(begin)
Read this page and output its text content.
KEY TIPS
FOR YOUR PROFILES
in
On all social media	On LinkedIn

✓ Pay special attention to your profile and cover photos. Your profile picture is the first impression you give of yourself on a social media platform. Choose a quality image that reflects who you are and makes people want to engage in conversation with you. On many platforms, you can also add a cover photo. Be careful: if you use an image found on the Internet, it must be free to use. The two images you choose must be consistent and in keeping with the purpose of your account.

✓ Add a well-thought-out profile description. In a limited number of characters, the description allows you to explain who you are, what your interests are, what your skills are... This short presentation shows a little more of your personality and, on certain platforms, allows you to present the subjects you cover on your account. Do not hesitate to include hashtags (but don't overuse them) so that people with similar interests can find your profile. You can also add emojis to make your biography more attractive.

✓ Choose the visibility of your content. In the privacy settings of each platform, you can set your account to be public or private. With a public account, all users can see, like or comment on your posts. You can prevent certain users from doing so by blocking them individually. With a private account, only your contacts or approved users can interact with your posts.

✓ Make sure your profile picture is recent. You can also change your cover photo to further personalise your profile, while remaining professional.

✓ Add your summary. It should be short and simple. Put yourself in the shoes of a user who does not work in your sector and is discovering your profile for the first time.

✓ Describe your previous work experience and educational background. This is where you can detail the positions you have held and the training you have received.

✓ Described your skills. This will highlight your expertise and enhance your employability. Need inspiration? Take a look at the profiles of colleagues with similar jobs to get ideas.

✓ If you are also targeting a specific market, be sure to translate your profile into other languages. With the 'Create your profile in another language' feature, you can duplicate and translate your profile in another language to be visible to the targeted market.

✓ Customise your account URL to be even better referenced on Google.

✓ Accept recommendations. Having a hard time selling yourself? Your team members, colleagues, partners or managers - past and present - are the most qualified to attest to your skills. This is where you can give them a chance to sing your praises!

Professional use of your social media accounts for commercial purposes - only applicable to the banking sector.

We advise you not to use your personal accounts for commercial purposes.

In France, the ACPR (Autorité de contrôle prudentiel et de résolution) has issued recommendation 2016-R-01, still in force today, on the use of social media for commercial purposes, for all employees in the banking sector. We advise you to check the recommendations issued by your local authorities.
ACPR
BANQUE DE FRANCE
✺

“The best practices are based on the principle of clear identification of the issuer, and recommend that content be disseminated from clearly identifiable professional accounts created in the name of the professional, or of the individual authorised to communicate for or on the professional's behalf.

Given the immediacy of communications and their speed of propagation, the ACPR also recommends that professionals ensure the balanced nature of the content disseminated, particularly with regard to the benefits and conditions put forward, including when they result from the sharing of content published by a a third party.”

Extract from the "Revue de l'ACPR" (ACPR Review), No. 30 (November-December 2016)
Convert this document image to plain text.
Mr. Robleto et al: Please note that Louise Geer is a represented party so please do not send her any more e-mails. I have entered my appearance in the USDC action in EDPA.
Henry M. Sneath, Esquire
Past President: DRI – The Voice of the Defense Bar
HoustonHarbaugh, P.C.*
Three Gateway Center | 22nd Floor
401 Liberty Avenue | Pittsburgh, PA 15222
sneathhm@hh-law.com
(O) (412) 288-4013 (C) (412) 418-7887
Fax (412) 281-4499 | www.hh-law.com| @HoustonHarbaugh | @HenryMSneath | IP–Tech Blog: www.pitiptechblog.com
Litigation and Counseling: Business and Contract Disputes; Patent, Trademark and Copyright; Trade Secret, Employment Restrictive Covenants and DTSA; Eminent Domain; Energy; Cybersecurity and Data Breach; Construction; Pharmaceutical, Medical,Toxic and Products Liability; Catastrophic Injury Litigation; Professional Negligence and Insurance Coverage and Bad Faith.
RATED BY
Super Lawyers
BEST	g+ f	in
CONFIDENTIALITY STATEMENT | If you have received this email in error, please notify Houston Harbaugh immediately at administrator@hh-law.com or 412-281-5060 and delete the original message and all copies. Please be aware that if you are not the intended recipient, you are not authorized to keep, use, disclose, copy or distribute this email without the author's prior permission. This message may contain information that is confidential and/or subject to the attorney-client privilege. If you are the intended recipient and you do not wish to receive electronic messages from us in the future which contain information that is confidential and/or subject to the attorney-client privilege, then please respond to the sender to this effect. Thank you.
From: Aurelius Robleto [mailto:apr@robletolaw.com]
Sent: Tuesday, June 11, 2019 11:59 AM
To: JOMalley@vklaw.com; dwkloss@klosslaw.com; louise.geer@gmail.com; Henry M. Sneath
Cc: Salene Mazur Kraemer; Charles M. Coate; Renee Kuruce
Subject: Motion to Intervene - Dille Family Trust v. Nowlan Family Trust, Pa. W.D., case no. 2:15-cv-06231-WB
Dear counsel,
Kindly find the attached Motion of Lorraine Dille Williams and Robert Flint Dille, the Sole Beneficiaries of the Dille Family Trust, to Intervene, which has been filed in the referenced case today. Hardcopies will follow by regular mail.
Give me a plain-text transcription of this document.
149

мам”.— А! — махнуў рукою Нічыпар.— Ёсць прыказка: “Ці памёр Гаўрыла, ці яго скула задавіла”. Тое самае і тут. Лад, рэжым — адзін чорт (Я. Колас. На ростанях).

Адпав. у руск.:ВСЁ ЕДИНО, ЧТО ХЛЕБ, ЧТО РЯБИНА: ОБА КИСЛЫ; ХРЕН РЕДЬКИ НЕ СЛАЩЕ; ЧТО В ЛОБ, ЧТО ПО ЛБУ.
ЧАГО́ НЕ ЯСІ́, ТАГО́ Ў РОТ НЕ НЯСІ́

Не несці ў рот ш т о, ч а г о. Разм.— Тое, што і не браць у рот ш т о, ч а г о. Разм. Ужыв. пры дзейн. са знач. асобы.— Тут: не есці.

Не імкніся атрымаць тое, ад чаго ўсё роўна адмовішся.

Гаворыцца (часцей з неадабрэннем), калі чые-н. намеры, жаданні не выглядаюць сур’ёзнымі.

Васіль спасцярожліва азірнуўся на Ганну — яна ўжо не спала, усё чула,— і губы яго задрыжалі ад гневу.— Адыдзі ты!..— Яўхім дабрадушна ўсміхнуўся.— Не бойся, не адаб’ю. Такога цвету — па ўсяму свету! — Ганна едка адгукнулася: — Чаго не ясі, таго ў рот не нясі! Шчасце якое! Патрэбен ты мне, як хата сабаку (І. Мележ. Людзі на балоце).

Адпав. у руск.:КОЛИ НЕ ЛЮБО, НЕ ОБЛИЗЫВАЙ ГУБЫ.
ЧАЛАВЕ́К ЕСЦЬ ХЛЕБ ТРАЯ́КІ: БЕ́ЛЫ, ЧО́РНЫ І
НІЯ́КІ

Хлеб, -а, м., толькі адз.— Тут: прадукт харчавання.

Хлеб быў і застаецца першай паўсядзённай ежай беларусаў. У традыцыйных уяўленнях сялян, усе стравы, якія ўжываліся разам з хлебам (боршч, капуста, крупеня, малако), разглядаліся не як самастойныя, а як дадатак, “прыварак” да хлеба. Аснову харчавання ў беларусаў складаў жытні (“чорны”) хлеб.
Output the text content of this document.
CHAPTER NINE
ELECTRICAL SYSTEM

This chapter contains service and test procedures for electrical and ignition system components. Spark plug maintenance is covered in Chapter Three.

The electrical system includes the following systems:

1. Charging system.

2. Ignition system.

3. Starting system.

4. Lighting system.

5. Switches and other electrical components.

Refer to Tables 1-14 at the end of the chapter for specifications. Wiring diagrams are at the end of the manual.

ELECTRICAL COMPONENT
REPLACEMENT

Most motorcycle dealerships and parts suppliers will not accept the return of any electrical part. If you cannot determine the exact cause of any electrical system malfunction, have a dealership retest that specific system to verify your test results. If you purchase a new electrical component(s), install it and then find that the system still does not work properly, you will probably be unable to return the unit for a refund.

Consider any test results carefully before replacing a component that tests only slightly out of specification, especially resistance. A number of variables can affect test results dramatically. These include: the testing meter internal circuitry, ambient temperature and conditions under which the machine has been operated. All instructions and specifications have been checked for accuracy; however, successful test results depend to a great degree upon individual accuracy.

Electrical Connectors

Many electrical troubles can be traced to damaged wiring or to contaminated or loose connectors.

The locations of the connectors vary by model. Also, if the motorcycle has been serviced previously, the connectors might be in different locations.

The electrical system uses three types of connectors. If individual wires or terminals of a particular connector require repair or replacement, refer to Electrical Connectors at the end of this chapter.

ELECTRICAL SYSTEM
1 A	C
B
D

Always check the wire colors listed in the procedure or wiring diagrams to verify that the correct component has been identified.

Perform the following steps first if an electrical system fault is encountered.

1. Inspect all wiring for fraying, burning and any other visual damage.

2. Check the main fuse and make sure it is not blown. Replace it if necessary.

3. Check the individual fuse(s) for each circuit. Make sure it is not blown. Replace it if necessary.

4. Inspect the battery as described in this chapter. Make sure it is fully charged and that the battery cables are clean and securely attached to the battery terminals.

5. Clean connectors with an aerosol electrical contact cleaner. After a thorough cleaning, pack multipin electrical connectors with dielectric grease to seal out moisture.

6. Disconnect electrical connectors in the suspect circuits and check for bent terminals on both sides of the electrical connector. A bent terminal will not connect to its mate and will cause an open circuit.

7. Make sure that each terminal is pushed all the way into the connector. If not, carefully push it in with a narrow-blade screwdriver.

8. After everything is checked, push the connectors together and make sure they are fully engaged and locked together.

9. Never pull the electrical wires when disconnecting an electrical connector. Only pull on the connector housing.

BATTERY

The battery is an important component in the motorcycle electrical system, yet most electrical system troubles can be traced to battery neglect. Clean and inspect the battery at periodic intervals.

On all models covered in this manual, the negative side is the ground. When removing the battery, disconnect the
(end)
(Description of the task) What is the number of lines containing "Robleto"? Give that number only.

(Output for this task) 2